*Problems to solve*.
a: In the papyrology passage, in what year was Delattre's edition of part of Philodemus' "On Music, Book 4" published?
b: Write out the part of the papyrology passage that opens with the words containing "Papyrology is a" and closes with "their own texts.".

# start of Text section

Delattre didn’t plan to become a papyrologist, but one of the Philodemus scrolls unwrapped by Father Piaggio in the eighteenth century was on the subject of Epicurus and the gods, and he wanted to read it. He went to the National Library in Naples. “When I saw the opened sheets of carbonized papyrus for the first time, it was very impressive. For me, the writing was very vivid. I felt I was in direct contact with that time. And when I read the name Plato for the first time in the text it made me very emotional. I became a papyrologist at that moment.”

Papyrology is a study that combines aspects of textual scholarship, philology, and archeology. It requires Olympian patience to find letters and words amid such badly damaged material, and immense learning to divine the meaning within. It’s unusual to get three words in a row without lacunae. Compounding the difficulty is the fact that scribes wrote Greek without spaces between words. A single line can easily take six months to decipher. Sometimes educated guesses about missing bits are wrong, causing the reader to arrive at different meanings from what was intended. One of the revelations following the Brigham Young MSI studies was how wrong many of the earlier readings of the scrolls were. Some editors were essentially making up their own texts.

“Papyrologists are a special breed,” Anthony Grafton, a professor of Renaissance and Reformation history at Princeton, says. “They work with really badly damaged manuscripts. But they live with the promise of finding something really new—which is very rare in most classical scholarship.” There, marginalia is the only hope.

Delattre spent a year in the National Library, where, in addition to his thesis research, he started working on a new edition of part of Philodemus’ “On Music, Book 4,” the first of the scrolls opened with Piaggio’s machine. That was in 1985. He finished two decades later. Along the way, he made a stunning discovery: previous editions of “On Music” had the sequence of some of the detached leaves of the scroll backward. Delattre’s edition, published in 2007, corrected the problem and has caused papyrologists to reëvaluate the entire Philodemus canon. Richard Janko, in a review in the Journal of Hellenic Studies, called it “pioneering work of the first order.”

# end of Text section
# start of Dataset rows

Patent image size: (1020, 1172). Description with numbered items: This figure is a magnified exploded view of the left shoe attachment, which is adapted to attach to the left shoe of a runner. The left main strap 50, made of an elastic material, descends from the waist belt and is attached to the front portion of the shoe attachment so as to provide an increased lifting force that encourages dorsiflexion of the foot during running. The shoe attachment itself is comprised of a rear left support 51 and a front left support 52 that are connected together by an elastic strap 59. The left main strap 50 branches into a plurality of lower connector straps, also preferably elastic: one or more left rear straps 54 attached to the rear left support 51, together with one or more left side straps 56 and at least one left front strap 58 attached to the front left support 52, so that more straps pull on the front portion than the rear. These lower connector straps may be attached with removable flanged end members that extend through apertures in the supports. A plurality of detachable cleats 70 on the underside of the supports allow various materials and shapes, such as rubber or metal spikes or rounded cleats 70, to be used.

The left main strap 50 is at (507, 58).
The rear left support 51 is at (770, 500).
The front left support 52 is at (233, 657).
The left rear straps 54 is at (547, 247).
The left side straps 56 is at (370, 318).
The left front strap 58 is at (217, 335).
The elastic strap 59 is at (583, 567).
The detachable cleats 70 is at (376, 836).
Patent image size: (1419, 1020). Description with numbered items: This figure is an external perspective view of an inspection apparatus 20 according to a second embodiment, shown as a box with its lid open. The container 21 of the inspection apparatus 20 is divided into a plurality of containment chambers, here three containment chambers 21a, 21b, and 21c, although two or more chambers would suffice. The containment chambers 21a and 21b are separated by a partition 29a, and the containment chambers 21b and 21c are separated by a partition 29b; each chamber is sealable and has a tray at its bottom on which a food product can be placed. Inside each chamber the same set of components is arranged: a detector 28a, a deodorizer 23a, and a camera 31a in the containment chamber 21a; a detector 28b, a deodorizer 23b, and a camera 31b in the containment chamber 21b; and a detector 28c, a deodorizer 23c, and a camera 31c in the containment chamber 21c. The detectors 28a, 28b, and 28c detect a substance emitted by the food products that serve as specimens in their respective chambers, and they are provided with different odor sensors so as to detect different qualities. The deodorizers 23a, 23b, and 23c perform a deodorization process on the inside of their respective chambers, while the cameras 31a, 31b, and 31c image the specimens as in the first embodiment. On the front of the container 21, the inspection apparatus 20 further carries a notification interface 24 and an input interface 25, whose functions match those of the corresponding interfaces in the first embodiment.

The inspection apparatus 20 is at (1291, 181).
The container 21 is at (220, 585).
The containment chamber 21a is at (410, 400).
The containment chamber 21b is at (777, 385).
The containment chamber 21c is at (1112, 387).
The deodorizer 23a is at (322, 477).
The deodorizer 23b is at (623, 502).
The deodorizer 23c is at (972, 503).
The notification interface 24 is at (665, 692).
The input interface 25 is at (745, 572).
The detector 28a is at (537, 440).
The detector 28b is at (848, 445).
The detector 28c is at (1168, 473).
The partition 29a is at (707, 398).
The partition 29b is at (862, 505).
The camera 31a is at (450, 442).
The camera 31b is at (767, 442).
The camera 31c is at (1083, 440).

# end of Dataset rows

*Results of the tasks*.
a: 2007

b:
Papyrology is a study that combines aspects of textual scholarship, philology, and archeology. It requires Olympian patience to find letters and words amid such badly damaged material, and immense learning to divine the meaning within. It’s unusual to get three words in a row without lacunae. Compounding the difficulty is the fact that scribes wrote Greek without spaces between words. A single line can easily take six months to decipher. Sometimes educated guesses about missing bits are wrong, causing the reader to arrive at different meanings from what was intended. One of the revelations following the Brigham Young MSI studies was how wrong many of the earlier readings of the scrolls were. Some editors were essentially making up their own texts.